**MATERIAL PROVIDED**
========================
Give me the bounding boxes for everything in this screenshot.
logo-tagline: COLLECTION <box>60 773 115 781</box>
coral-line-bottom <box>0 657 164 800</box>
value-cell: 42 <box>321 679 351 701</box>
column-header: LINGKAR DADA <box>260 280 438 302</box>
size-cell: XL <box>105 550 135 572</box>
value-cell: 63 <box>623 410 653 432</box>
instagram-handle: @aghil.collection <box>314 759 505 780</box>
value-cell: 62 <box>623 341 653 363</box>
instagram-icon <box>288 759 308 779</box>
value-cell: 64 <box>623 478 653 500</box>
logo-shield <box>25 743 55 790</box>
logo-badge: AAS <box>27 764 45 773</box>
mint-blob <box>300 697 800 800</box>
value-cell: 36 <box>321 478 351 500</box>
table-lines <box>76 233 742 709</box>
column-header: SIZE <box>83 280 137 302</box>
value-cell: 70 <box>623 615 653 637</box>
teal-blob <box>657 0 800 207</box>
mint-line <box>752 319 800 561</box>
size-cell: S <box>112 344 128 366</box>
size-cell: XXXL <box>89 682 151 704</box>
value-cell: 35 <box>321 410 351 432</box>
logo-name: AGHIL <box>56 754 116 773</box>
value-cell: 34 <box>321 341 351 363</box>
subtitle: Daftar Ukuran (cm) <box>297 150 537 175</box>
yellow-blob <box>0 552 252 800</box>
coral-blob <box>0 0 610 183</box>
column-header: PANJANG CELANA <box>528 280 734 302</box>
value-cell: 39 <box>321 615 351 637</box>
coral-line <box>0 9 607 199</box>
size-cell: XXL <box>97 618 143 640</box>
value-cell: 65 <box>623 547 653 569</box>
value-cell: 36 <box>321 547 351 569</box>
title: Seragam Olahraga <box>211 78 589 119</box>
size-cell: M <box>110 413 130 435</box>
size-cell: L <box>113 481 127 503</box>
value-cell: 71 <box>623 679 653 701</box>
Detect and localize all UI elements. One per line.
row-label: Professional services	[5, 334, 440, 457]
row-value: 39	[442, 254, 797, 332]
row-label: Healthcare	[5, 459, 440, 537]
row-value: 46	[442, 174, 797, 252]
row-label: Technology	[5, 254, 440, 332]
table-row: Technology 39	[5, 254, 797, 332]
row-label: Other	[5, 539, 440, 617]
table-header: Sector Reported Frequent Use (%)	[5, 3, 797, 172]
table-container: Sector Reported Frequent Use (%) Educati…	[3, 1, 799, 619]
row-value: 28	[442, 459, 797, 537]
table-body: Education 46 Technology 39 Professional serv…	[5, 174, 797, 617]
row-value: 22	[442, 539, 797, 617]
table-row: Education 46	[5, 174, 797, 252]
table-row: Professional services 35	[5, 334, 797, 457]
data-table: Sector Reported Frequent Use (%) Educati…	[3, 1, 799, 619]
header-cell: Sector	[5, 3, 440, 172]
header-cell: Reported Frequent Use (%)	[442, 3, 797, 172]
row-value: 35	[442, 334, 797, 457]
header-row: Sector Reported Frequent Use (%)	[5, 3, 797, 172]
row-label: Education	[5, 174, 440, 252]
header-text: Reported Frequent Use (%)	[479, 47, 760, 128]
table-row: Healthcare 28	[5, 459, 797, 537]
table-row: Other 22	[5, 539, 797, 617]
========================
**WORK REQUIRED**
Reproduce every line of the records above without changing anything.

**THE SOLUTION**
Give me the bounding boxes for everything in this screenshot.
logo-tagline: COLLECTION <box>60 773 115 781</box>
coral-line-bottom <box>0 657 164 800</box>
value-cell: 42 <box>321 679 351 701</box>
column-header: LINGKAR DADA <box>260 280 438 302</box>
size-cell: XL <box>105 550 135 572</box>
value-cell: 63 <box>623 410 653 432</box>
instagram-handle: @aghil.collection <box>314 759 505 780</box>
value-cell: 62 <box>623 341 653 363</box>
instagram-icon <box>288 759 308 779</box>
value-cell: 64 <box>623 478 653 500</box>
logo-shield <box>25 743 55 790</box>
logo-badge: AAS <box>27 764 45 773</box>
mint-blob <box>300 697 800 800</box>
value-cell: 36 <box>321 478 351 500</box>
table-lines <box>76 233 742 709</box>
column-header: SIZE <box>83 280 137 302</box>
value-cell: 70 <box>623 615 653 637</box>
teal-blob <box>657 0 800 207</box>
mint-line <box>752 319 800 561</box>
size-cell: S <box>112 344 128 366</box>
size-cell: XXXL <box>89 682 151 704</box>
value-cell: 35 <box>321 410 351 432</box>
logo-name: AGHIL <box>56 754 116 773</box>
value-cell: 34 <box>321 341 351 363</box>
subtitle: Daftar Ukuran (cm) <box>297 150 537 175</box>
yellow-blob <box>0 552 252 800</box>
coral-blob <box>0 0 610 183</box>
column-header: PANJANG CELANA <box>528 280 734 302</box>
value-cell: 39 <box>321 615 351 637</box>
coral-line <box>0 9 607 199</box>
size-cell: XXL <box>97 618 143 640</box>
value-cell: 65 <box>623 547 653 569</box>
value-cell: 36 <box>321 547 351 569</box>
title: Seragam Olahraga <box>211 78 589 119</box>
size-cell: M <box>110 413 130 435</box>
size-cell: L <box>113 481 127 503</box>
value-cell: 71 <box>623 679 653 701</box>
Detect and localize all UI elements. One per line.
row-label: Professional services	[5, 334, 440, 457]
row-value: 39	[442, 254, 797, 332]
row-label: Healthcare	[5, 459, 440, 537]
row-value: 46	[442, 174, 797, 252]
row-label: Technology	[5, 254, 440, 332]
table-row: Technology 39	[5, 254, 797, 332]
row-label: Other	[5, 539, 440, 617]
table-header: Sector Reported Frequent Use (%)	[5, 3, 797, 172]
table-container: Sector Reported Frequent Use (%) Educati…	[3, 1, 799, 619]
row-value: 28	[442, 459, 797, 537]
table-body: Education 46 Technology 39 Professional serv…	[5, 174, 797, 617]
row-value: 22	[442, 539, 797, 617]
table-row: Education 46	[5, 174, 797, 252]
table-row: Professional services 35	[5, 334, 797, 457]
data-table: Sector Reported Frequent Use (%) Educati…	[3, 1, 799, 619]
header-cell: Sector	[5, 3, 440, 172]
header-cell: Reported Frequent Use (%)	[442, 3, 797, 172]
row-value: 35	[442, 334, 797, 457]
header-row: Sector Reported Frequent Use (%)	[5, 3, 797, 172]
row-label: Education	[5, 174, 440, 252]
header-text: Reported Frequent Use (%)	[479, 47, 760, 128]
table-row: Healthcare 28	[5, 459, 797, 537]
table-row: Other 22	[5, 539, 797, 617]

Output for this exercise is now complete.